* BEGIN Record set *
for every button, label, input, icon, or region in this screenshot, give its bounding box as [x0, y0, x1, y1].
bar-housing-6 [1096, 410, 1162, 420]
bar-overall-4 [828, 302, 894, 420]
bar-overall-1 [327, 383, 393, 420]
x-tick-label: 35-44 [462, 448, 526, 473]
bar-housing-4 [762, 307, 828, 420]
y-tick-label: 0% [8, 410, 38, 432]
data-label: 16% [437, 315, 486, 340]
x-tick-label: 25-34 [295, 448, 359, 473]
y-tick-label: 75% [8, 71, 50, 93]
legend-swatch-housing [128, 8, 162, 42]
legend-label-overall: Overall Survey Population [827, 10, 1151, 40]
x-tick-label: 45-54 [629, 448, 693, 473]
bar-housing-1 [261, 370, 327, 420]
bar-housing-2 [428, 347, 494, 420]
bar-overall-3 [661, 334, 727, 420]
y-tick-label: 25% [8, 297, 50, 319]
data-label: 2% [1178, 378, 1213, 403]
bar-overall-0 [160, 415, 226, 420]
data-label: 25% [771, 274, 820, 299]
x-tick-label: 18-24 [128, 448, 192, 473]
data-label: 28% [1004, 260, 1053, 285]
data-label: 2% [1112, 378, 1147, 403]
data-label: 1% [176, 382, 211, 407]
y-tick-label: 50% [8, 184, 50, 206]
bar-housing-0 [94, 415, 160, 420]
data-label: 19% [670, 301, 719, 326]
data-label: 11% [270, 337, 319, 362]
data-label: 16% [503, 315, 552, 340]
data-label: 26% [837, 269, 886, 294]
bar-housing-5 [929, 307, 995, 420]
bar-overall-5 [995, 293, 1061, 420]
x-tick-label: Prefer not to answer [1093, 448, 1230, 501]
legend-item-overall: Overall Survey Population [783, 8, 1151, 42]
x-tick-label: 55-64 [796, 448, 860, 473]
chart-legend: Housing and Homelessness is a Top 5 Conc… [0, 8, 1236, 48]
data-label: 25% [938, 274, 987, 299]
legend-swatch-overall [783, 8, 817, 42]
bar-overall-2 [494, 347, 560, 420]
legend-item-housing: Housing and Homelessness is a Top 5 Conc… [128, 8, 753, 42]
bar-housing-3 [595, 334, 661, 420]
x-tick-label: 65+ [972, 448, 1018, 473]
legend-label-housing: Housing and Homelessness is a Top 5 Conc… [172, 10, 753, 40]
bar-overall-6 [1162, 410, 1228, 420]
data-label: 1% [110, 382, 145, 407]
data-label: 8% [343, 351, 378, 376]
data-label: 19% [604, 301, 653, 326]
* END Record set *
Exercise :: Copy every line of these records without any changes.

Result ::
for every button, label, input, icon, or region in this screenshot, give its bounding box as [x0, y0, x1, y1].
bar-housing-6 [1096, 410, 1162, 420]
bar-overall-4 [828, 302, 894, 420]
bar-overall-1 [327, 383, 393, 420]
x-tick-label: 35-44 [462, 448, 526, 473]
bar-housing-4 [762, 307, 828, 420]
y-tick-label: 0% [8, 410, 38, 432]
data-label: 16% [437, 315, 486, 340]
x-tick-label: 25-34 [295, 448, 359, 473]
y-tick-label: 75% [8, 71, 50, 93]
legend-swatch-housing [128, 8, 162, 42]
legend-label-overall: Overall Survey Population [827, 10, 1151, 40]
x-tick-label: 45-54 [629, 448, 693, 473]
bar-housing-1 [261, 370, 327, 420]
bar-housing-2 [428, 347, 494, 420]
bar-overall-3 [661, 334, 727, 420]
y-tick-label: 25% [8, 297, 50, 319]
data-label: 2% [1178, 378, 1213, 403]
bar-overall-0 [160, 415, 226, 420]
data-label: 25% [771, 274, 820, 299]
x-tick-label: 18-24 [128, 448, 192, 473]
data-label: 28% [1004, 260, 1053, 285]
data-label: 2% [1112, 378, 1147, 403]
data-label: 1% [176, 382, 211, 407]
y-tick-label: 50% [8, 184, 50, 206]
bar-housing-0 [94, 415, 160, 420]
data-label: 19% [670, 301, 719, 326]
data-label: 11% [270, 337, 319, 362]
data-label: 16% [503, 315, 552, 340]
data-label: 26% [837, 269, 886, 294]
bar-housing-5 [929, 307, 995, 420]
bar-overall-5 [995, 293, 1061, 420]
x-tick-label: Prefer not to answer [1093, 448, 1230, 501]
legend-item-overall: Overall Survey Population [783, 8, 1151, 42]
x-tick-label: 55-64 [796, 448, 860, 473]
chart-legend: Housing and Homelessness is a Top 5 Conc… [0, 8, 1236, 48]
data-label: 25% [938, 274, 987, 299]
legend-swatch-overall [783, 8, 817, 42]
bar-overall-2 [494, 347, 560, 420]
legend-item-housing: Housing and Homelessness is a Top 5 Conc… [128, 8, 753, 42]
bar-housing-3 [595, 334, 661, 420]
x-tick-label: 65+ [972, 448, 1018, 473]
legend-label-housing: Housing and Homelessness is a Top 5 Conc… [172, 10, 753, 40]
bar-overall-6 [1162, 410, 1228, 420]
data-label: 1% [110, 382, 145, 407]
data-label: 8% [343, 351, 378, 376]
data-label: 19% [604, 301, 653, 326]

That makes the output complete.